*** Opening of PAGE TEXT ***
Neonatal sepsis still remains a major cause of morbidity and mortality in neonatal intensive care unit (NICU). Recently,
soluble CD14 subtype (sDC14-ST) also named presepsin, was proposed as an effective
biomarker for diagnosing, monitoring, and assessing the risk of
neonatal sepsis and
septic shock. The aim of this study was to investigate the diagnostic accuracy of sCD14-ST presepsin in diagnosing neonatal bacterial
sepsis and in discriminating non-bacterial
systemic inflammatory response syndrome (SIRS) from bacterial
sepsis. This study involved 65
critically ill full-term and preterm newborns admitted to the neonatal intensive care unit (NICU), divided into three groups: 25 newborns with bacterial
neonatal sepsis (group A); 15 newborns with a diagnosis of non-bacterial SIRS and with no localizing source of
bacterial infection (group B); and 25 babies with no clinical or bacteriological signs of systemic or local
infection receiving routine NICU care, most of them treated with
phototherapy for
neonatal jaundice (group C). A total of 102 whole blood samples were collected, 40 in group A, 30 in group B and 32 in group C. In 10 babies included in group A, sCD14-ST presepsin was also measured in an additional second blood sample collected 3 days after the start of
antibiotic treatment. sCD14-ST presepsin was measured by a commercially available chemiluminescent
enzyme immunoassay (CLEIA) optimized on an automated immunoassay analyzer. Statistical analysis was performed by means of MedCalc® statistical package; receiver operating characteristic (ROC) analysis was computed, and the area under the ROC curve (AUC) was used to evaluate the ability of sCD14-ST to discriminate neonatal bacterial
sepsis from non-bacterial SIRS. Blood sCD14-ST presepsin levels were found significantly higher in bacterial
sepsis when compared with controls (p<0.0001); similarly, they were higher in non-bacterial SIRS when compared with controls (p<0.0001). However, no statistically significant difference was found between bacterial
sepsis and non-bacterial SIRS (p=0.730). In our population, CRP and sCD14-ST did not correlate with each other. ROC analysis revealed that sCD14-ST presepsin has an area under the curve (AUC) of 0.995 (95% C.I.: 0.941-1.00) greater than that of CRP (0.827; 95% C.I.: 0.72-0.906). Similarly, in the group of babies with non-infectious SIRS, sCD14-ST AUC was greater than CRP AUC (0.979; 95% C.I.: 0.906-0.999 versus 0.771; 95% C.I.: 0.647-0.868). In controls, preliminary reference intervals for sCD14-ST ranged 223.4-599.7 ng/L, being significantly different from those previously published elsewhere. In conclusion, sCD14-ST presepsin could be introduced in clinical practice as a diagnostic tool for improving the management of
neonatal sepsis and non-bacterial SIRS.
*** Close of PAGE TEXT ***
*** Opening of RECORDS SHOWN ***
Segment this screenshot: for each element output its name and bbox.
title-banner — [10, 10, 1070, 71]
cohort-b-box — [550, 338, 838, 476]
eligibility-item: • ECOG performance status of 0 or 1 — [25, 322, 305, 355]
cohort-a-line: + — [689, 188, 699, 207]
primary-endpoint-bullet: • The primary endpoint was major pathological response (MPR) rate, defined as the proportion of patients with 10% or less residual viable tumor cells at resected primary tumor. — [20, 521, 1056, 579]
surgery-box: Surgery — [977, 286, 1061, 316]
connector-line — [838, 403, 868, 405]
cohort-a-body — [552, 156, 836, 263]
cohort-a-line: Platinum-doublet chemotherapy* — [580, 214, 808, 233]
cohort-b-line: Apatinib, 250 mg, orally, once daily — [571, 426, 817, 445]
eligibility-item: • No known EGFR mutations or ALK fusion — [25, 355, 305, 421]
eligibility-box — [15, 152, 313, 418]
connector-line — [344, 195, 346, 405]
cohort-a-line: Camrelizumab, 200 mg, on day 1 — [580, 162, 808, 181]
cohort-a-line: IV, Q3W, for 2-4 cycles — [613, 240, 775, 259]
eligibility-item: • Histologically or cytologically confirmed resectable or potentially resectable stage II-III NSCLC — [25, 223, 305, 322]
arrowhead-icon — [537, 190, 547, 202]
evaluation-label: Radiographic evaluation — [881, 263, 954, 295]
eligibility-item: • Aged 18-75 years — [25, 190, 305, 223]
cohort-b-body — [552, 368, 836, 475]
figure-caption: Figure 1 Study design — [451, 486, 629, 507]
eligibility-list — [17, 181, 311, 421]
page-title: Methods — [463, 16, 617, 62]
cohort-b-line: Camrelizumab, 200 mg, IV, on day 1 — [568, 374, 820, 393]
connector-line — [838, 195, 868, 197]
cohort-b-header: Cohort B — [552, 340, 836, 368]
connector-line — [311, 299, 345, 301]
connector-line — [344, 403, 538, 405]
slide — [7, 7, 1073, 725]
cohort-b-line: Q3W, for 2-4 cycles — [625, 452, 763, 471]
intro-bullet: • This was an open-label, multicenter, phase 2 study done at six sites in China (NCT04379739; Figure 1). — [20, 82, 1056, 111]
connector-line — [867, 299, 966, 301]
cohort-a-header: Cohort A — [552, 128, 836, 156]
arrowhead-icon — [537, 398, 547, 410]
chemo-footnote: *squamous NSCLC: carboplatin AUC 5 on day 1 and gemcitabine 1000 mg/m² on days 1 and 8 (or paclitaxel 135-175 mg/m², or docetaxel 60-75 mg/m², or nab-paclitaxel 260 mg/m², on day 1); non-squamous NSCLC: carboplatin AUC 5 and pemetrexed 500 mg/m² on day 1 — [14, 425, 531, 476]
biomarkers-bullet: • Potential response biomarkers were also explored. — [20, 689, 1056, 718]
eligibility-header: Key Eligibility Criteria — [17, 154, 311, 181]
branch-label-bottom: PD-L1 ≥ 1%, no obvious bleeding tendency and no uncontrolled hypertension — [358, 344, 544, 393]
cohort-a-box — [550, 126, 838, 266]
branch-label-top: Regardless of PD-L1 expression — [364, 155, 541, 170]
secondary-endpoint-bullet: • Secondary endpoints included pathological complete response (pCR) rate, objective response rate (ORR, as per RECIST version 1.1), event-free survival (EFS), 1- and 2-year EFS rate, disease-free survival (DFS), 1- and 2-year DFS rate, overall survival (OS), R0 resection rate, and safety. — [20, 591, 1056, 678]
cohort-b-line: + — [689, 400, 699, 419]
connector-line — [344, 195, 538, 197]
*** Close of RECORDS SHOWN ***
**THE TASK:**
Answer from the text on presepsin in neonatal sepsis:
(a) How many newborns made up group B?
(b) How many whole blood samples were collected in group C?
(c) What p-value was reported for the comparison of bacterial sepsis with non-bacterial SIRS?

**ANSWER TO THIS TASK:**
(a) 15
(b) 32
(c) p=0.730